[STATED GOAL 1]
Answer these questions using the interview about the film Prince:
(a) In what year did the filmmaker begin studying Directing at the German Film and Television Academy Berlin?
(b) At which festival did Prince premiere?
(c) Where is Erick from?
[STATED GOAL 2] Render this sentence from the interview about the film Prince in Spanish: "She completed her debut feature Prince in 2021, which premiered in the Karlovy Vary International Film Festival."
[STATED GOAL 3] Write the next part of the interview about the film Prince, picking up right after its final sentence.

Tisa is a German writer and filmmaker. Born in 1983 near Frankfurt, she started studying Directing at the German Film and Television Academy Berlin (dffb) in 2006. She has since produced, written and directed multiple short films. She completed her debut feature Prince in 2021, which premiered in the Karlovy Vary International Film Festival. It tells the complicated love story and the social repercussions of the very intense romance between a white German woman and a Congolese immigrant.
This interview was conducted in December 2024 as part of ArteKino 2024. Prince is available to watch online for free during the entire month – just click here for more information.
…
.
Susanne Gottlieb – This is your feature film debut. How long have you been carrying this story with you and how has it changed over time?
Lisa Bierwirth – The starting point was my mother Susanne’s relationship with her then-husband Erick, who’s from Kinshasa, Congo. Despite all the problems, they were a great, dazzling couple – not only in their differences, but also in their resilience, humour and interpersonal dynamics. They had the impulse and self-confidence to narrate such a relationship in the first place. I must admit that, at the beginning of their relationship, I too was skeptical and wondered if this could end well or whether their “differences” weren’t too much to handle. But I gradually understood the strength and courage it takes to live out a love that isn’t granted the same chances, that’s eyed with suspicion while still maintaining its closeness and intimacy.
From there – I think this was in 2009 – I started intense research and held a lot of conversations to find out what exactly, and more particularly how, one might narrate the challenges of such a partnership. Especially because I was intent on not telling my mother’s story. So if you ask for her experience, you need to talk to her since I do believe it’s rather private, and Prince is a fictional piece.
SG – How has it changed over time?
LB – I considered at the outset the obvious struggles and multi-faceted external pressures that weighed on their relationship – the need to comply with official requirements, the ever-present threat of police checks, and with them the fear of deportation.

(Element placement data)
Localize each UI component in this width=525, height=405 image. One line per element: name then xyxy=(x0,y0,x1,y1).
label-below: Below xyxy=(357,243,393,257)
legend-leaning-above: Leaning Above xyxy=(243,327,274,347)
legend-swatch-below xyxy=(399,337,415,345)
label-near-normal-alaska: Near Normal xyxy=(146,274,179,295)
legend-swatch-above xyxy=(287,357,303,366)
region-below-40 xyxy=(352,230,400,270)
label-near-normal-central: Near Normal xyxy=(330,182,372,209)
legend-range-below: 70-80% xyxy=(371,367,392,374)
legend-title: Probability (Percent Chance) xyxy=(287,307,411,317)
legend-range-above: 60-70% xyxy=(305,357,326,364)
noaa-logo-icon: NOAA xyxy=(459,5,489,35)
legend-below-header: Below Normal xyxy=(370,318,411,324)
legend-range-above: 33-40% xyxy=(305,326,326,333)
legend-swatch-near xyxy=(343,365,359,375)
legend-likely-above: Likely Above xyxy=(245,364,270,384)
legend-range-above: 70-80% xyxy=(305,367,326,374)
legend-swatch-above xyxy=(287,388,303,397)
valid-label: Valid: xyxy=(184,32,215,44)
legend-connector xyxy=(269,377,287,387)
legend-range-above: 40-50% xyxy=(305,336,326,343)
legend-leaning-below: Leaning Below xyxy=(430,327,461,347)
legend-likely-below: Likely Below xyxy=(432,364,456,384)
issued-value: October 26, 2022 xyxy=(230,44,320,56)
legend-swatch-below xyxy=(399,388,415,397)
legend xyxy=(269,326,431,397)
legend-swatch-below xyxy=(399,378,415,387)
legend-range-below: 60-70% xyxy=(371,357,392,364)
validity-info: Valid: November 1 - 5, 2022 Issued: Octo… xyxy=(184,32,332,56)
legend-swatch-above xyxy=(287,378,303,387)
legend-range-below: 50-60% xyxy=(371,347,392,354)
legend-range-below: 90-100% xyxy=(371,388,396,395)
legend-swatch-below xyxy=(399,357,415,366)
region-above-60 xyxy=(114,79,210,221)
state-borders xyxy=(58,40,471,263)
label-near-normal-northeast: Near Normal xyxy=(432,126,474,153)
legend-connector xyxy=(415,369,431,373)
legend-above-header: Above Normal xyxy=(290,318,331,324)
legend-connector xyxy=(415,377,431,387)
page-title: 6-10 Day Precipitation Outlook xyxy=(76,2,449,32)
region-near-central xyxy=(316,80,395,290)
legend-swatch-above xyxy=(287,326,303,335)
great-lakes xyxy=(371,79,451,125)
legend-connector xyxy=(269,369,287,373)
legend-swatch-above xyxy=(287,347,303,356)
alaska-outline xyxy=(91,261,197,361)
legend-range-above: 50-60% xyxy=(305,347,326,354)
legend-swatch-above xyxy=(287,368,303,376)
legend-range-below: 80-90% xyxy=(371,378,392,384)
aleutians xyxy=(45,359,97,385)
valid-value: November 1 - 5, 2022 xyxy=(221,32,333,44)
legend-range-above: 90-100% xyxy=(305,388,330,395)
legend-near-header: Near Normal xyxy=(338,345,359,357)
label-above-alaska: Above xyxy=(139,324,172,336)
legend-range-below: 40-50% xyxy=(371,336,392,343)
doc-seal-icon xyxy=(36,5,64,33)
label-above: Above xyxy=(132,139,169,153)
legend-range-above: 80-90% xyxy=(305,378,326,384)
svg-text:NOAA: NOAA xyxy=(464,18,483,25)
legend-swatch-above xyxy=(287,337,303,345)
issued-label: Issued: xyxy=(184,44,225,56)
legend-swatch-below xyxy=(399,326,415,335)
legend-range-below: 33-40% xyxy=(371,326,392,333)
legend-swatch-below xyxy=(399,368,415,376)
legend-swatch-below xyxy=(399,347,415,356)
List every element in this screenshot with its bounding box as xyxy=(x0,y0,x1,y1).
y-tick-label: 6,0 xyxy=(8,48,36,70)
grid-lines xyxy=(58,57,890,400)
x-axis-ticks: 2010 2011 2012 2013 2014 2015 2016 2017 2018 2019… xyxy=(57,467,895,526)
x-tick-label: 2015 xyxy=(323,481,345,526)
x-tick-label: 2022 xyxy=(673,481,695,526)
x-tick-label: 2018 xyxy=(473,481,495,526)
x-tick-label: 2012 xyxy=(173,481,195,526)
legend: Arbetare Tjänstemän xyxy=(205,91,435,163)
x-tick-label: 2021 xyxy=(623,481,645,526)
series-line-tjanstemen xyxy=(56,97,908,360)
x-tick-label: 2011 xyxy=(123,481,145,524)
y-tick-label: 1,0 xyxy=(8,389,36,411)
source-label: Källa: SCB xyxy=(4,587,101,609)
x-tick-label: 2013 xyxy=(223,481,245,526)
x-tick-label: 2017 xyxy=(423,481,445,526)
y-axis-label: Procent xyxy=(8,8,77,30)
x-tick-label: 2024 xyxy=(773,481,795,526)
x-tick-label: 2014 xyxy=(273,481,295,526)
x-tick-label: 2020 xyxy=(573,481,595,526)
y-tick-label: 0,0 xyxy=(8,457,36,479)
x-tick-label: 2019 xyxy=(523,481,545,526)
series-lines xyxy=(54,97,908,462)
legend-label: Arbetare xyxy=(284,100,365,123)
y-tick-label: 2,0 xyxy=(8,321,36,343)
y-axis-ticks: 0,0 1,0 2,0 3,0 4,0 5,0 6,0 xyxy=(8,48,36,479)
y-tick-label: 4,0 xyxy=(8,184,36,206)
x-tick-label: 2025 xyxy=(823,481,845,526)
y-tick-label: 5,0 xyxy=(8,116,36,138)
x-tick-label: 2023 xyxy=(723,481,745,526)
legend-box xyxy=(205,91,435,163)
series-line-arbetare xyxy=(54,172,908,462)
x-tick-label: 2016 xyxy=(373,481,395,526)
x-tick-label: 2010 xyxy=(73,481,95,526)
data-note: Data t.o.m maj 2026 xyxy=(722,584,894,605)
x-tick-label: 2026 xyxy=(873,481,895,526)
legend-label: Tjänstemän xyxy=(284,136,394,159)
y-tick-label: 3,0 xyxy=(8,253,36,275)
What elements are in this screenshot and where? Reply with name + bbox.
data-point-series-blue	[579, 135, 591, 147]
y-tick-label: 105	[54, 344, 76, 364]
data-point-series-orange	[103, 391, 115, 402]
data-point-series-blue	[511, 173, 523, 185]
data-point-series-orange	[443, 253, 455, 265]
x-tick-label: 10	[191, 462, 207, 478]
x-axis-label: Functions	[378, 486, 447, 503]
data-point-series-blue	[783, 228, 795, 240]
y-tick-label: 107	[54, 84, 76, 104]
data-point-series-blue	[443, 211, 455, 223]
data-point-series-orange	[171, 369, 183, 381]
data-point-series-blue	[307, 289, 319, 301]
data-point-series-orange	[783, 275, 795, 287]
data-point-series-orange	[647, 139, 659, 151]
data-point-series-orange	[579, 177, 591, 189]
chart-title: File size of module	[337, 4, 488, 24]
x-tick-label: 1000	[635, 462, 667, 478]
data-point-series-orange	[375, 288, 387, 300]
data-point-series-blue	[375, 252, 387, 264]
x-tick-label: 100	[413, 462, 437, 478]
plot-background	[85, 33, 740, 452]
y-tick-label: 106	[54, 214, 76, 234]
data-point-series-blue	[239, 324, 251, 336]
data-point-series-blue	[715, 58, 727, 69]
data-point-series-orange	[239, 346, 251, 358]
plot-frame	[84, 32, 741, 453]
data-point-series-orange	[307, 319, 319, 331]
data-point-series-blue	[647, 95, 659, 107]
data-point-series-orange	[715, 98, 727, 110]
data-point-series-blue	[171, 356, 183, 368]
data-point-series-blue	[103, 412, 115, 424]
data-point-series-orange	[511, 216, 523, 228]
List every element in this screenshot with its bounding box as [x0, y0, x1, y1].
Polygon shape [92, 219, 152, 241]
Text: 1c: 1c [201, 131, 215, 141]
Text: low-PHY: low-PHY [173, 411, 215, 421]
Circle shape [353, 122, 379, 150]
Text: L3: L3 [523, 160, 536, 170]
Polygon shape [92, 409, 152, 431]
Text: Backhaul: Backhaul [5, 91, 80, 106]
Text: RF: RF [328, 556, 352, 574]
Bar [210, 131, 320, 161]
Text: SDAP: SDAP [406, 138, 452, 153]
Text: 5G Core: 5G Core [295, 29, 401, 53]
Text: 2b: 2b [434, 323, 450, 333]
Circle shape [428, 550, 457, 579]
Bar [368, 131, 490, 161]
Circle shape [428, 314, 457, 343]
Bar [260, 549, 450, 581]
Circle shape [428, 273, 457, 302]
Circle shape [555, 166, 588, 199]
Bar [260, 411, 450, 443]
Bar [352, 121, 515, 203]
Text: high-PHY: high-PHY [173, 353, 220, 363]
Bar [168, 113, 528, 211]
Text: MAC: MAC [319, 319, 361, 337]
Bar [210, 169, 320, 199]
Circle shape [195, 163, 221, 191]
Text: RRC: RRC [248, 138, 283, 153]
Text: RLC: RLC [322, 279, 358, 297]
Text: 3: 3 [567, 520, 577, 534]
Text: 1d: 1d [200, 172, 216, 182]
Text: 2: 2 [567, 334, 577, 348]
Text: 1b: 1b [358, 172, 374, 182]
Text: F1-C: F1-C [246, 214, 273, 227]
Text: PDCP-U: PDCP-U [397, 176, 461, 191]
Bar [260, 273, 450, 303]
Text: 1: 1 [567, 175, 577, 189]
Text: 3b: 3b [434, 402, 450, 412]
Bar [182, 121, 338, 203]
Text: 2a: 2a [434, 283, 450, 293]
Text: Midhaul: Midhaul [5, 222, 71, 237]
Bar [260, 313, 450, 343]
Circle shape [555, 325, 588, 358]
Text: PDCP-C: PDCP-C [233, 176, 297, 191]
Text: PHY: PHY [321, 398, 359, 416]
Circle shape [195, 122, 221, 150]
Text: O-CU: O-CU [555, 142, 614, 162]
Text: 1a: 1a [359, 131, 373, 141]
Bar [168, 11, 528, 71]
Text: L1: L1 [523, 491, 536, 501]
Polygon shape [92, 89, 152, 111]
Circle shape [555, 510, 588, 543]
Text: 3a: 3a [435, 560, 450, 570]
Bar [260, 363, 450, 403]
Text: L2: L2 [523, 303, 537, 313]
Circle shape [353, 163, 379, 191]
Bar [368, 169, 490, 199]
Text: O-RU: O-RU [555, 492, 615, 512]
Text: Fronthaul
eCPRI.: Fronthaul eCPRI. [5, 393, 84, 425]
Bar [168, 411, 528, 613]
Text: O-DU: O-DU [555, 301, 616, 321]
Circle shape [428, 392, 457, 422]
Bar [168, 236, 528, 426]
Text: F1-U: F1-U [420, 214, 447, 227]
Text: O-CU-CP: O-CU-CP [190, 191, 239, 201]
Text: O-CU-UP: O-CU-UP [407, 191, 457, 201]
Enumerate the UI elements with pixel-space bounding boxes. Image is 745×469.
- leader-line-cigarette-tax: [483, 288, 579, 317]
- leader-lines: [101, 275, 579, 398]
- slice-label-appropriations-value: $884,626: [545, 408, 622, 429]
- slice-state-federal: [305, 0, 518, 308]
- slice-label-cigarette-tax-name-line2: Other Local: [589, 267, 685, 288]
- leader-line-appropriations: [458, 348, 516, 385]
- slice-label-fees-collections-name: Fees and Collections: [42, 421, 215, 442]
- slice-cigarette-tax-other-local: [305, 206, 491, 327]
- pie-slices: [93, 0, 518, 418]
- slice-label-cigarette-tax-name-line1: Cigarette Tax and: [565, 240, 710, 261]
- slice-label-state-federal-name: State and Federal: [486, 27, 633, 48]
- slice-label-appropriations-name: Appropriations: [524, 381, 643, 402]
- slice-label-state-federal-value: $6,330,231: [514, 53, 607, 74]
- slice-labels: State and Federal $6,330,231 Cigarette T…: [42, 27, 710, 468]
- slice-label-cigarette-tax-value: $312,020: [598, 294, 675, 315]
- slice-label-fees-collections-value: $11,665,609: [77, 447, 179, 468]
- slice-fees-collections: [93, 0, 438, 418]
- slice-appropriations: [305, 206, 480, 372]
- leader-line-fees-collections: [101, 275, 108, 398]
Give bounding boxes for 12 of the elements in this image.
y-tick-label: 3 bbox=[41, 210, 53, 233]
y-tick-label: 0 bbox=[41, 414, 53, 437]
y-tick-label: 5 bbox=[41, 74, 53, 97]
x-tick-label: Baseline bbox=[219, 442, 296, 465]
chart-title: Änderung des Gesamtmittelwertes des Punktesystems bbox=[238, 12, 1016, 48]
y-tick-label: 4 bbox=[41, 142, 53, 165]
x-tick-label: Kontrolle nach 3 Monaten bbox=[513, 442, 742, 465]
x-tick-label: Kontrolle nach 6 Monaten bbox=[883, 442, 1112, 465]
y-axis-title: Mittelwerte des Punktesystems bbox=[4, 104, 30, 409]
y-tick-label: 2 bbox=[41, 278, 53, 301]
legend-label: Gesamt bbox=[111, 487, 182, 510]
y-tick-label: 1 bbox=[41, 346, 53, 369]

[ANSWER 1]
(a) 2006
(b) The Karlovy Vary International Film Festival
(c) Kinshasa, Congo

[ANSWER 2] En 2021 terminó su primer largometraje, Prince, que se estrenó en el Festival Internacional de Cine de Karlovy Vary.

[ANSWER 3]
At the same time, I felt that my focus was something other than the horror of how difficult it is to get a foothold as an asylum seeker in Germany, or of describing which forms of structural racism are all-pervasive. I was much more interested in the personal struggle between Susanne and Erick. It seemed incredibly complex and challenging. By degrees, I understood that it wasn’t solely rooted in their divergent cultural backgrounds, social environments or origins. My co-author Hannes Held and I then considered the interplay and internal pressure within such a relationship: A woman from the “prosperous welfare state of Germany” meets a Congolese man, whose previous experience doesn’t include a “functioning state”, who has a completely different paradigm of what it takes to survive. And whose parameters of right and wrong, what’s punishable and what’s not, differ from Monika’s concept of a law-governed state.
While developing the script, we above all tried to understand whether – and if so, then how and where – social and political conditions, and therefore postcolonial structures and conflicts, in particular, are also reflected in the private sphere; to what extent the unequal and unresolved relationships between the so-called “first” and “third worlds”, of Europe to Africa and vice versa, are reflected; which perpetrator-victim assignations are concomitant with this and what mistrust can result from it; also the question of how such mistrust becomes antagonistic to a loving relationship.
Monika believes she’s different from her friends and everyone else. She believes she doesn’t share their mistrust. But she’s then forced to conclude that she isn’t free of it either, as a child of her generation and this society. Via Joseph, she’s confronted with something she knows in theory and has reflected upon. In the reality of daily life, this relationship places entirely different demands on her and forces her to examine herself time and again. Which brings her to the limits of her love, too.
Joseph brings this mistrust to the relationship from the offset; to him, it’s a kind of survival strategy based on experience. He’s absolutely determined not to let himself be controlled by anything or anyone. This includes not revealing everything about himself and showing little vulnerability – which is one reason he’s sometimes unforthcoming. When he says, “my father was colonised, I am not”, it reflects his need for respect and self-determination. Yet sometimes this need also prevents him from having an unbiased and open view. From one moment to the next, Monika ceases to be his partner and turns into “a European,” the enemy personified.
SG – You were at one point nominated by the German Screenplay Award for Best Unfilmed Screenplay, did that help in the development?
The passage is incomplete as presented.